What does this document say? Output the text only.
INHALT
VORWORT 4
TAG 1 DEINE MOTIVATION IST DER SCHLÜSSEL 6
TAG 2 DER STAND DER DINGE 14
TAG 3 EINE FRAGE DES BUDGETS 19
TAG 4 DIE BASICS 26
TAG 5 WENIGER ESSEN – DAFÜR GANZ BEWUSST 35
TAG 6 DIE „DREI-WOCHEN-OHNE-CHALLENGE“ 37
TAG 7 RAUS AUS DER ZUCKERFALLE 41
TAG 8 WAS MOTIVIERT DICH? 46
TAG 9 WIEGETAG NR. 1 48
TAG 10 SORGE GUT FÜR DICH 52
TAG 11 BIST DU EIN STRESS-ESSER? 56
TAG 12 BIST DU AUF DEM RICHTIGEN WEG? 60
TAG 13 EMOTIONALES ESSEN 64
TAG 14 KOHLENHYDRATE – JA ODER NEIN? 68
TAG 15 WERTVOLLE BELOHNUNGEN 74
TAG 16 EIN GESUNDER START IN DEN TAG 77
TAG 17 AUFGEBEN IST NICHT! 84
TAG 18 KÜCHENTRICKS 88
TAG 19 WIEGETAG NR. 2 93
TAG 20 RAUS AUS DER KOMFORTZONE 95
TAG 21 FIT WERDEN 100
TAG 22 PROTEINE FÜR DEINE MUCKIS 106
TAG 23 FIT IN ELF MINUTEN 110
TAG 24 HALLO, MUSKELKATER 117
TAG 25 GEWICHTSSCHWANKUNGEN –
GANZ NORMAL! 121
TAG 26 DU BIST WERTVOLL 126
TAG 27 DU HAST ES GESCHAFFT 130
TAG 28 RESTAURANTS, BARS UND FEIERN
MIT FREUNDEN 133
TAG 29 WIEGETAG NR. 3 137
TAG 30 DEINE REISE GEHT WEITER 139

■ ■ ■ ■

PROMPT
All of the records above should be repeated exactly.

TASK OUTPUT
What does this document say? Output the text only.
INHALT
VORWORT 4
TAG 1 DEINE MOTIVATION IST DER SCHLÜSSEL 6
TAG 2 DER STAND DER DINGE 14
TAG 3 EINE FRAGE DES BUDGETS 19
TAG 4 DIE BASICS 26
TAG 5 WENIGER ESSEN – DAFÜR GANZ BEWUSST 35
TAG 6 DIE „DREI-WOCHEN-OHNE-CHALLENGE“ 37
TAG 7 RAUS AUS DER ZUCKERFALLE 41
TAG 8 WAS MOTIVIERT DICH? 46
TAG 9 WIEGETAG NR. 1 48
TAG 10 SORGE GUT FÜR DICH 52
TAG 11 BIST DU EIN STRESS-ESSER? 56
TAG 12 BIST DU AUF DEM RICHTIGEN WEG? 60
TAG 13 EMOTIONALES ESSEN 64
TAG 14 KOHLENHYDRATE – JA ODER NEIN? 68
TAG 15 WERTVOLLE BELOHNUNGEN 74
TAG 16 EIN GESUNDER START IN DEN TAG 77
TAG 17 AUFGEBEN IST NICHT! 84
TAG 18 KÜCHENTRICKS 88
TAG 19 WIEGETAG NR. 2 93
TAG 20 RAUS AUS DER KOMFORTZONE 95
TAG 21 FIT WERDEN 100
TAG 22 PROTEINE FÜR DEINE MUCKIS 106
TAG 23 FIT IN ELF MINUTEN 110
TAG 24 HALLO, MUSKELKATER 117
TAG 25 GEWICHTSSCHWANKUNGEN –
GANZ NORMAL! 121
TAG 26 DU BIST WERTVOLL 126
TAG 27 DU HAST ES GESCHAFFT 130
TAG 28 RESTAURANTS, BARS UND FEIERN
MIT FREUNDEN 133
TAG 29 WIEGETAG NR. 3 137
TAG 30 DEINE REISE GEHT WEITER 139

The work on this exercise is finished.